> [MATERIAL FOR THIS TASK]:
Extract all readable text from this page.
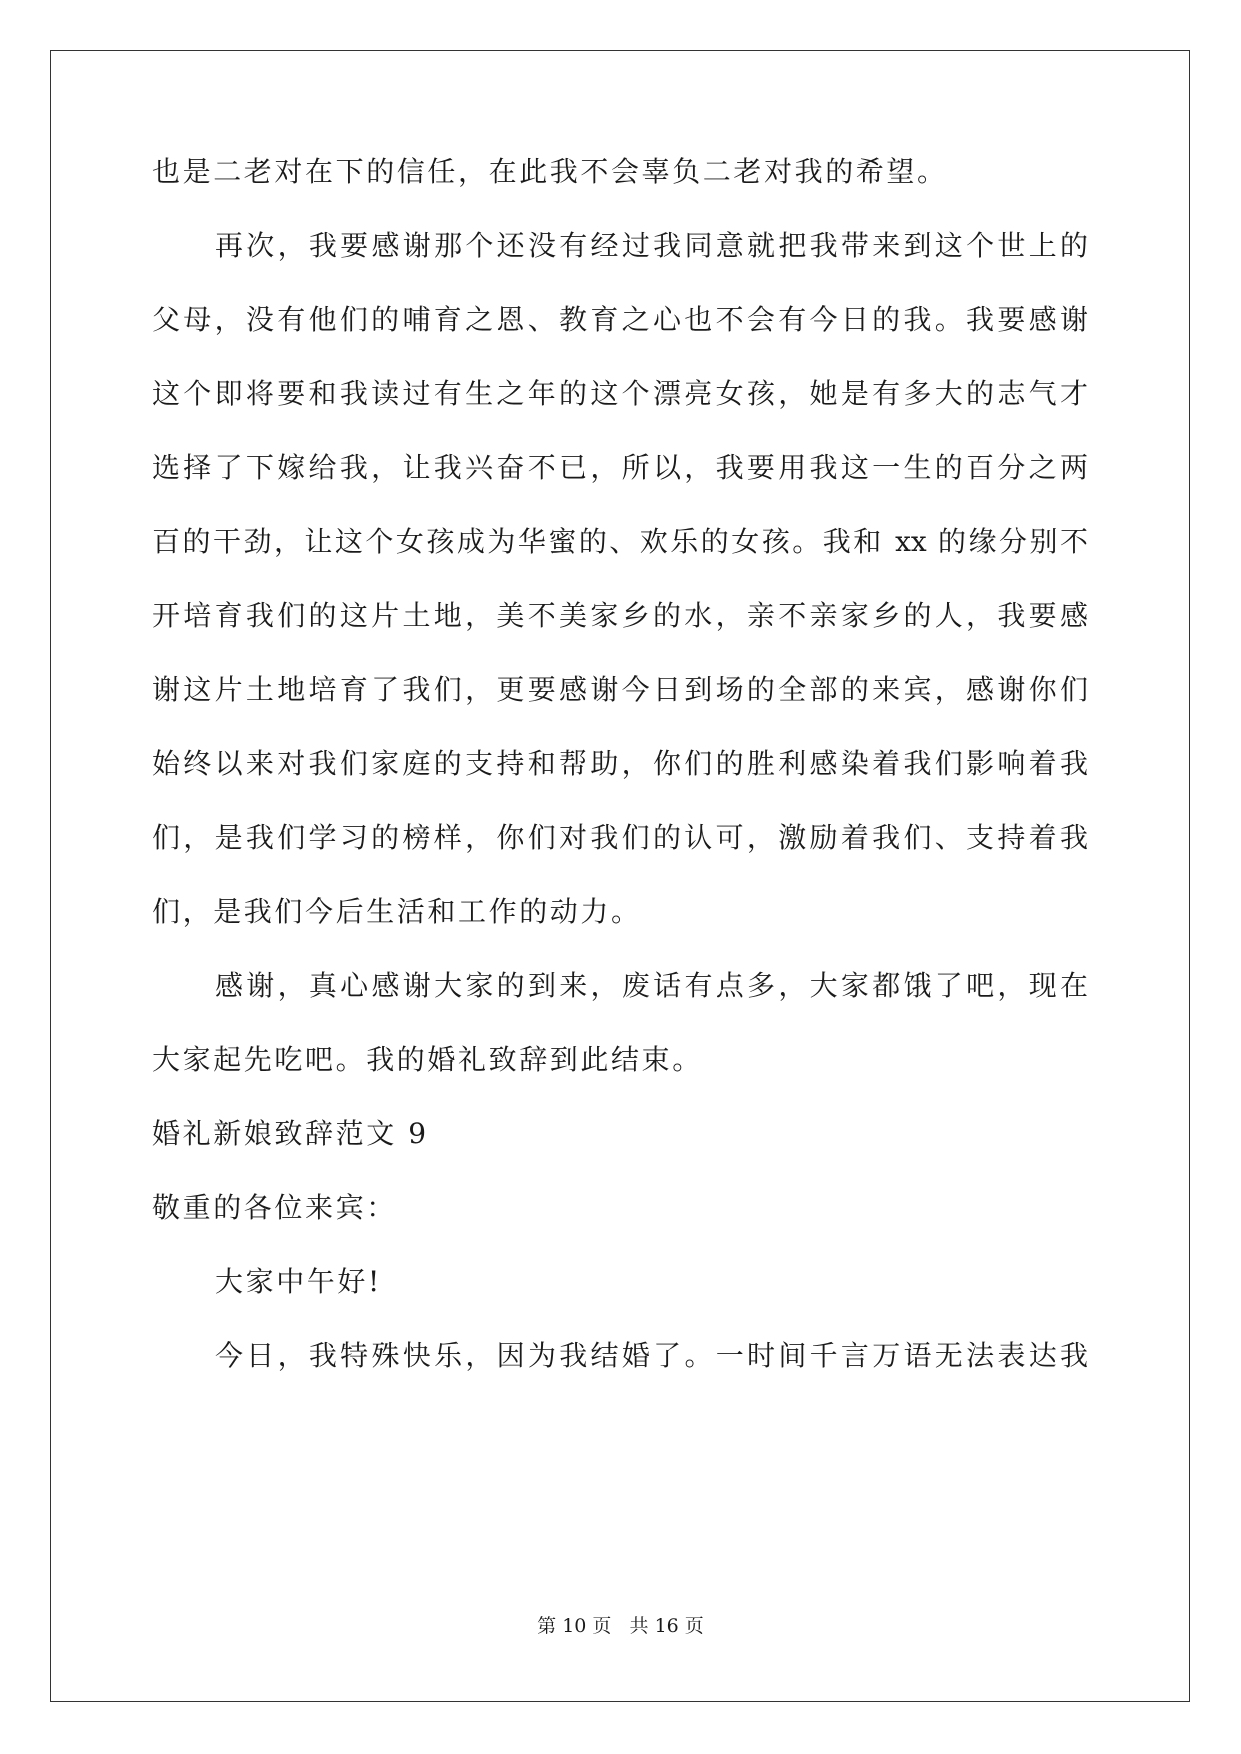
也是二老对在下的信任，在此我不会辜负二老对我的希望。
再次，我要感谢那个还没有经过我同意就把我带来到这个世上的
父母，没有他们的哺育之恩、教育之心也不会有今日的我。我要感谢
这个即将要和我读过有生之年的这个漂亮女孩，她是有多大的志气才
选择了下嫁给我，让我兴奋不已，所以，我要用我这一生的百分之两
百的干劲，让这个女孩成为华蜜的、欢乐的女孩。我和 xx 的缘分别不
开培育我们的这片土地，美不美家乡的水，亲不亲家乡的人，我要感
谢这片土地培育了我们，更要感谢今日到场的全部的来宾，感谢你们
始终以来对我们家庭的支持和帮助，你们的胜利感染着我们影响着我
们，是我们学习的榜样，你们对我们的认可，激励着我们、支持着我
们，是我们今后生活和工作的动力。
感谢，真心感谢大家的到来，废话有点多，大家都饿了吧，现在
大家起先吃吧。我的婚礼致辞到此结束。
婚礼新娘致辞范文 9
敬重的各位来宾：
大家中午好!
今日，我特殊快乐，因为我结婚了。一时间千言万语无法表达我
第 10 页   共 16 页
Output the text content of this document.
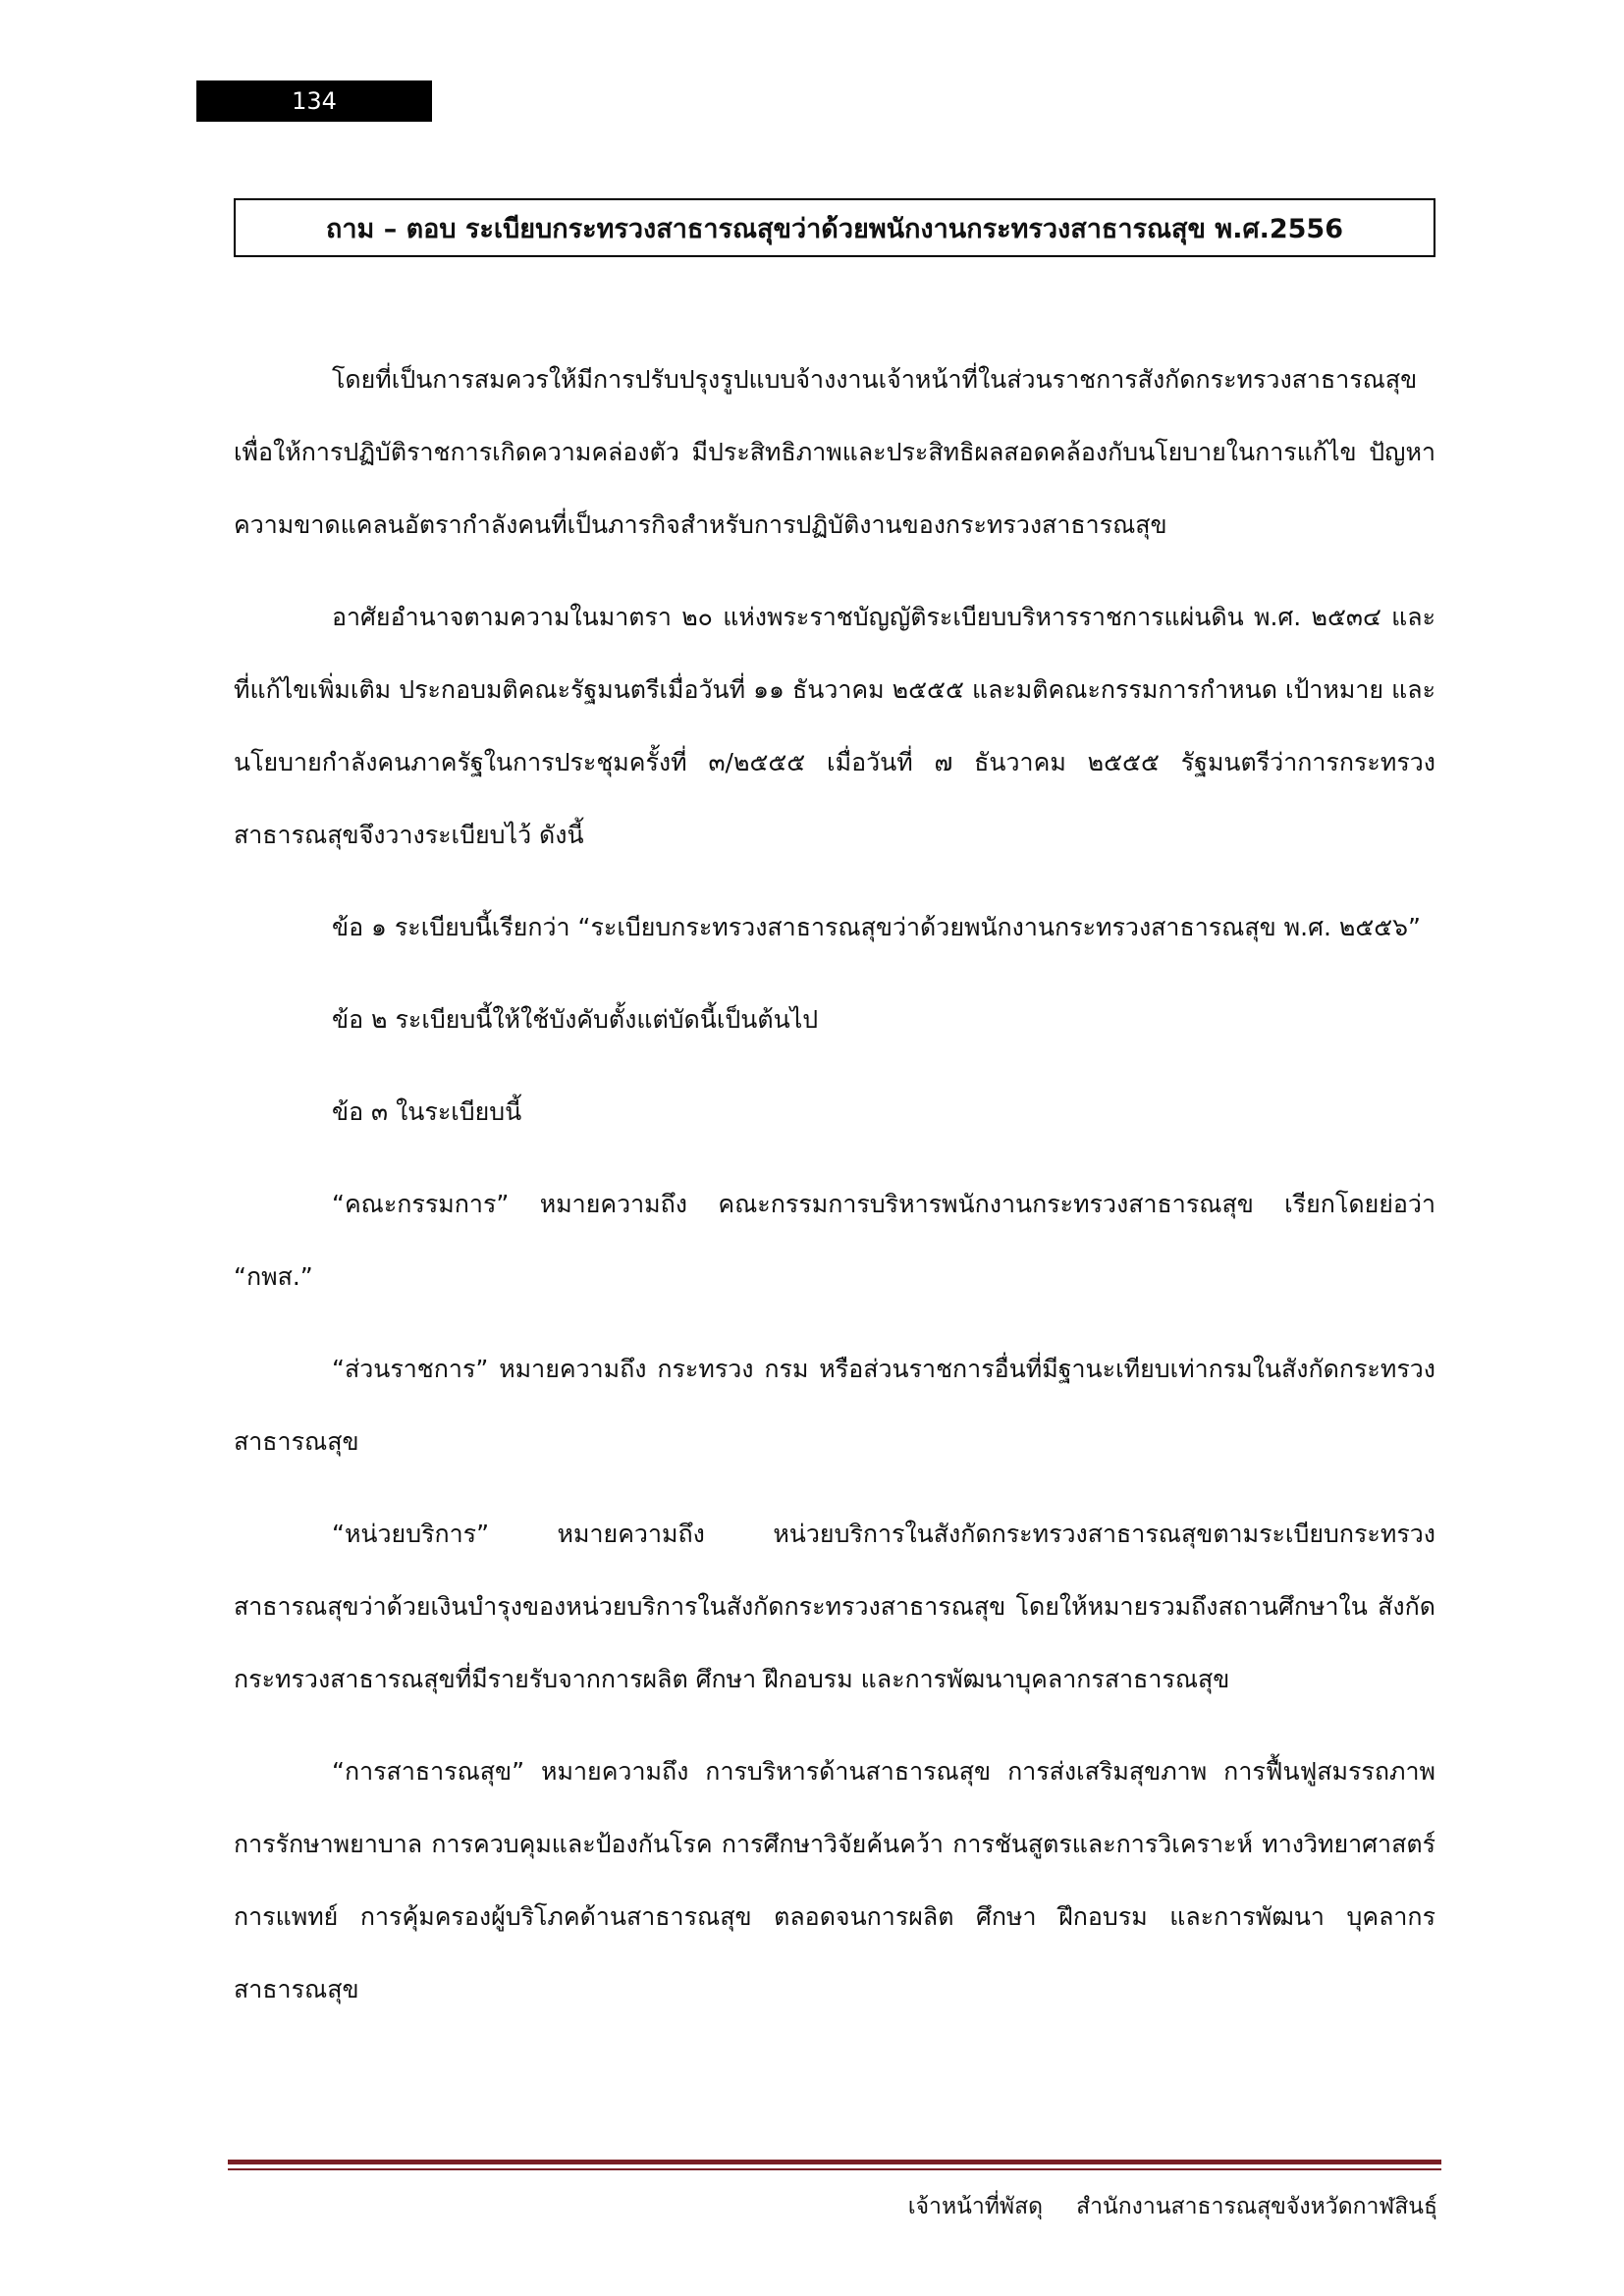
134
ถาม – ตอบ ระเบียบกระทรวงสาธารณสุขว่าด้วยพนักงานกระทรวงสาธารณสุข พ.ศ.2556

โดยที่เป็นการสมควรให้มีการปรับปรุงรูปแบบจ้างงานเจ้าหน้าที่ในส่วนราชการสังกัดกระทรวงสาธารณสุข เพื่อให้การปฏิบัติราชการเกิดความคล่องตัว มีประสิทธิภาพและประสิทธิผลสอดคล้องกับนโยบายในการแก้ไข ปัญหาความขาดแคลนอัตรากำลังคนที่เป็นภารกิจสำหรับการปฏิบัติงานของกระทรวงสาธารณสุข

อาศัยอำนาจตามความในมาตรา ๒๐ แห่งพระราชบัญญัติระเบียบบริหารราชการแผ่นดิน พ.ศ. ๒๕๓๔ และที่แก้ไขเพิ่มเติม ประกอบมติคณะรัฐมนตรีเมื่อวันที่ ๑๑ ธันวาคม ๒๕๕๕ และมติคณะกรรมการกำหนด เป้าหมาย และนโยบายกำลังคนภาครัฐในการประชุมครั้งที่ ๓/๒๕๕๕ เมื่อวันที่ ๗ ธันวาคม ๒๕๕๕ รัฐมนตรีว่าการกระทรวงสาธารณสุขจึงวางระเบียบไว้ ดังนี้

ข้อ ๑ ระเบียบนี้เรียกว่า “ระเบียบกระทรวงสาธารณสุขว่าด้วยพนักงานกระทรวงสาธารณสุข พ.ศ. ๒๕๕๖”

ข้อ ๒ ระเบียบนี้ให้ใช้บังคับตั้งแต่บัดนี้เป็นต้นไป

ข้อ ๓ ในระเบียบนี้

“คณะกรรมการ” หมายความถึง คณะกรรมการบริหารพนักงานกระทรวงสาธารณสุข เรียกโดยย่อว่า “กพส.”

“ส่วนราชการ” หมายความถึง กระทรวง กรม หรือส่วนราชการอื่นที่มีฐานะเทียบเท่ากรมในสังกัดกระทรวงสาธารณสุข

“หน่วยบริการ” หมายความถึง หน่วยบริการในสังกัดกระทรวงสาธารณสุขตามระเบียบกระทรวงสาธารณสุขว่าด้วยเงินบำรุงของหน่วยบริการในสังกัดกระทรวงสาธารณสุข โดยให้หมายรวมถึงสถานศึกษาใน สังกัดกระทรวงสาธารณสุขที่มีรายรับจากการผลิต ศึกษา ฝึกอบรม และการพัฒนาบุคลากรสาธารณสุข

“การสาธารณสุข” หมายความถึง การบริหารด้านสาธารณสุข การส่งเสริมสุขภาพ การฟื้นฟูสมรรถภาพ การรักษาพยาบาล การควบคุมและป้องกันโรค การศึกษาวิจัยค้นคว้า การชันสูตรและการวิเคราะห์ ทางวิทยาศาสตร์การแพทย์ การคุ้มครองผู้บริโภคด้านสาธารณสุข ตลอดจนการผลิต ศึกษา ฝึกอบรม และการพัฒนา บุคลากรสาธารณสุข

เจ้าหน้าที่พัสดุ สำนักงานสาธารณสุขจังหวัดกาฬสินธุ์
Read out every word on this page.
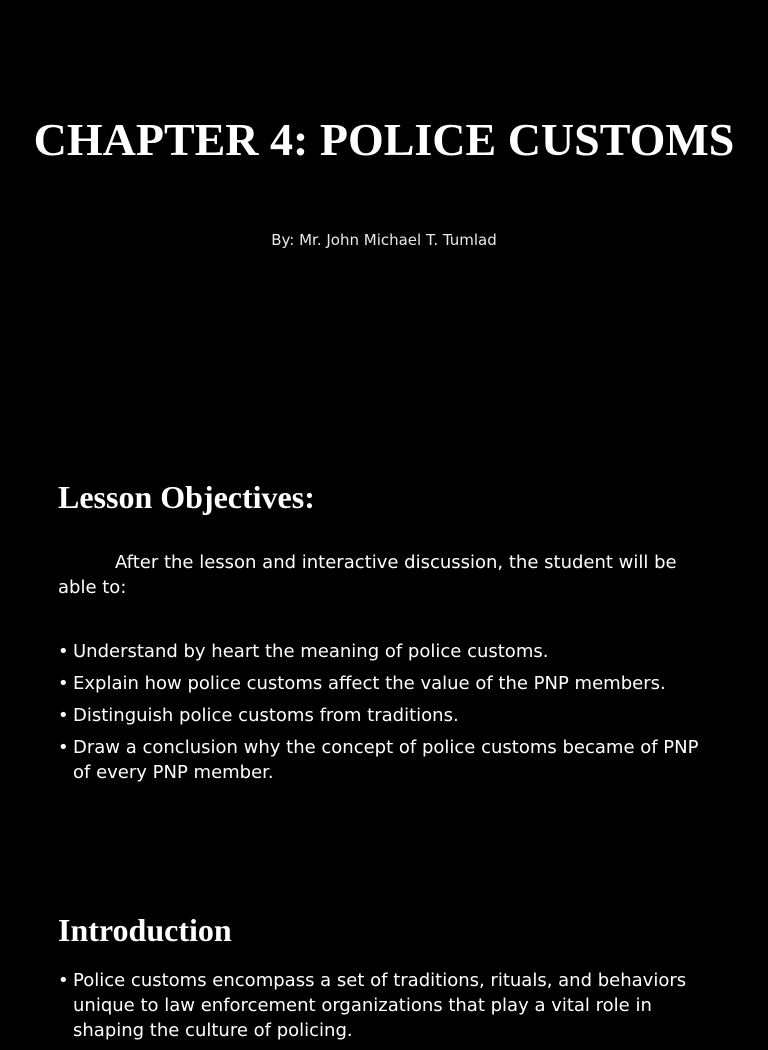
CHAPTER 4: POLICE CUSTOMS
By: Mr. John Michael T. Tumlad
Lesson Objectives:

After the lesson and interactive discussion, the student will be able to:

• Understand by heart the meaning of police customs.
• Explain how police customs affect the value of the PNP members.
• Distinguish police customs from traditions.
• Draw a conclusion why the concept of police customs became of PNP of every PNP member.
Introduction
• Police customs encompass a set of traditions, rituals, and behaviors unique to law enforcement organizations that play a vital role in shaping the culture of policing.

> [WORK TO COMPLETE]:
Your task is to retype all the entries exactly and leave out any pictures.

> [RESPONSE TO THE TASK]:
Extract all readable text from this page.
也是二老对在下的信任，在此我不会辜负二老对我的希望。
再次，我要感谢那个还没有经过我同意就把我带来到这个世上的
父母，没有他们的哺育之恩、教育之心也不会有今日的我。我要感谢
这个即将要和我读过有生之年的这个漂亮女孩，她是有多大的志气才
选择了下嫁给我，让我兴奋不已，所以，我要用我这一生的百分之两
百的干劲，让这个女孩成为华蜜的、欢乐的女孩。我和 xx 的缘分别不
开培育我们的这片土地，美不美家乡的水，亲不亲家乡的人，我要感
谢这片土地培育了我们，更要感谢今日到场的全部的来宾，感谢你们
始终以来对我们家庭的支持和帮助，你们的胜利感染着我们影响着我
们，是我们学习的榜样，你们对我们的认可，激励着我们、支持着我
们，是我们今后生活和工作的动力。
感谢，真心感谢大家的到来，废话有点多，大家都饿了吧，现在
大家起先吃吧。我的婚礼致辞到此结束。
婚礼新娘致辞范文 9
敬重的各位来宾：
大家中午好!
今日，我特殊快乐，因为我结婚了。一时间千言万语无法表达我
第 10 页   共 16 页
Output the text content of this document.
134
ถาม – ตอบ ระเบียบกระทรวงสาธารณสุขว่าด้วยพนักงานกระทรวงสาธารณสุข พ.ศ.2556

โดยที่เป็นการสมควรให้มีการปรับปรุงรูปแบบจ้างงานเจ้าหน้าที่ในส่วนราชการสังกัดกระทรวงสาธารณสุข เพื่อให้การปฏิบัติราชการเกิดความคล่องตัว มีประสิทธิภาพและประสิทธิผลสอดคล้องกับนโยบายในการแก้ไข ปัญหาความขาดแคลนอัตรากำลังคนที่เป็นภารกิจสำหรับการปฏิบัติงานของกระทรวงสาธารณสุข

อาศัยอำนาจตามความในมาตรา ๒๐ แห่งพระราชบัญญัติระเบียบบริหารราชการแผ่นดิน พ.ศ. ๒๕๓๔ และที่แก้ไขเพิ่มเติม ประกอบมติคณะรัฐมนตรีเมื่อวันที่ ๑๑ ธันวาคม ๒๕๕๕ และมติคณะกรรมการกำหนด เป้าหมาย และนโยบายกำลังคนภาครัฐในการประชุมครั้งที่ ๓/๒๕๕๕ เมื่อวันที่ ๗ ธันวาคม ๒๕๕๕ รัฐมนตรีว่าการกระทรวงสาธารณสุขจึงวางระเบียบไว้ ดังนี้

ข้อ ๑ ระเบียบนี้เรียกว่า “ระเบียบกระทรวงสาธารณสุขว่าด้วยพนักงานกระทรวงสาธารณสุข พ.ศ. ๒๕๕๖”

ข้อ ๒ ระเบียบนี้ให้ใช้บังคับตั้งแต่บัดนี้เป็นต้นไป

ข้อ ๓ ในระเบียบนี้

“คณะกรรมการ” หมายความถึง คณะกรรมการบริหารพนักงานกระทรวงสาธารณสุข เรียกโดยย่อว่า “กพส.”

“ส่วนราชการ” หมายความถึง กระทรวง กรม หรือส่วนราชการอื่นที่มีฐานะเทียบเท่ากรมในสังกัดกระทรวงสาธารณสุข

“หน่วยบริการ” หมายความถึง หน่วยบริการในสังกัดกระทรวงสาธารณสุขตามระเบียบกระทรวงสาธารณสุขว่าด้วยเงินบำรุงของหน่วยบริการในสังกัดกระทรวงสาธารณสุข โดยให้หมายรวมถึงสถานศึกษาใน สังกัดกระทรวงสาธารณสุขที่มีรายรับจากการผลิต ศึกษา ฝึกอบรม และการพัฒนาบุคลากรสาธารณสุข

“การสาธารณสุข” หมายความถึง การบริหารด้านสาธารณสุข การส่งเสริมสุขภาพ การฟื้นฟูสมรรถภาพ การรักษาพยาบาล การควบคุมและป้องกันโรค การศึกษาวิจัยค้นคว้า การชันสูตรและการวิเคราะห์ ทางวิทยาศาสตร์การแพทย์ การคุ้มครองผู้บริโภคด้านสาธารณสุข ตลอดจนการผลิต ศึกษา ฝึกอบรม และการพัฒนา บุคลากรสาธารณสุข

เจ้าหน้าที่พัสดุ สำนักงานสาธารณสุขจังหวัดกาฬสินธุ์
Read out every word on this page.
CHAPTER 4: POLICE CUSTOMS
By: Mr. John Michael T. Tumlad
Lesson Objectives:

After the lesson and interactive discussion, the student will be able to:

• Understand by heart the meaning of police customs.
• Explain how police customs affect the value of the PNP members.
• Distinguish police customs from traditions.
• Draw a conclusion why the concept of police customs became of PNP of every PNP member.
Introduction
• Police customs encompass a set of traditions, rituals, and behaviors unique to law enforcement organizations that play a vital role in shaping the culture of policing.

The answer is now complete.